### DIRECTIONS
Go over the entries below line by line, copying each one that contains the word "this".

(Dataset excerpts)
◇ ◇ ◇ ◇

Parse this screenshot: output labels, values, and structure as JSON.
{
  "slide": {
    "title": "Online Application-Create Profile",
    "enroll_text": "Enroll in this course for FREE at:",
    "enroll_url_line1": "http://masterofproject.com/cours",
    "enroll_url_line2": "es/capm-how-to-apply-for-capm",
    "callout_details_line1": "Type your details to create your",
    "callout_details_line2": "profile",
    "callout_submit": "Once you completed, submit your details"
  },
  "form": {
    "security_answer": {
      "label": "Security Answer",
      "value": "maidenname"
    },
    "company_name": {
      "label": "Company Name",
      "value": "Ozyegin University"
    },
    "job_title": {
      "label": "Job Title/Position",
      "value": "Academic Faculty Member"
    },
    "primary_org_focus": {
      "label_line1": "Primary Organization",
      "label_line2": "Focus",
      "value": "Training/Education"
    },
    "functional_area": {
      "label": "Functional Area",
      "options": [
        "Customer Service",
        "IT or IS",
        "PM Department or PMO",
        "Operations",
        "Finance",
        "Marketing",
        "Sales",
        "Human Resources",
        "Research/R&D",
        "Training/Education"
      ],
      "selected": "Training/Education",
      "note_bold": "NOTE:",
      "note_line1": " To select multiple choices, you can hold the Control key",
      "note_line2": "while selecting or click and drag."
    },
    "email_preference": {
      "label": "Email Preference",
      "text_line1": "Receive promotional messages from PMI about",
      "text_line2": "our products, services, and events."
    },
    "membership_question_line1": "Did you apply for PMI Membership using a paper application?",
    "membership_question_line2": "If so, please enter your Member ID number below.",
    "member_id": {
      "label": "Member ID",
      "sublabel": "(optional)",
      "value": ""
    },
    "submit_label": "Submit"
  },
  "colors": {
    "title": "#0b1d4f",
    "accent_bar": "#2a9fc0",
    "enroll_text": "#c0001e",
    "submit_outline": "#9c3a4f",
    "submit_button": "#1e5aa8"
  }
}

◇ ◇ ◇ ◇

### REPLY TO THE TASK
Parse this screenshot: output labels, values, and structure as JSON.
    "enroll_text": "Enroll in this course for FREE at:",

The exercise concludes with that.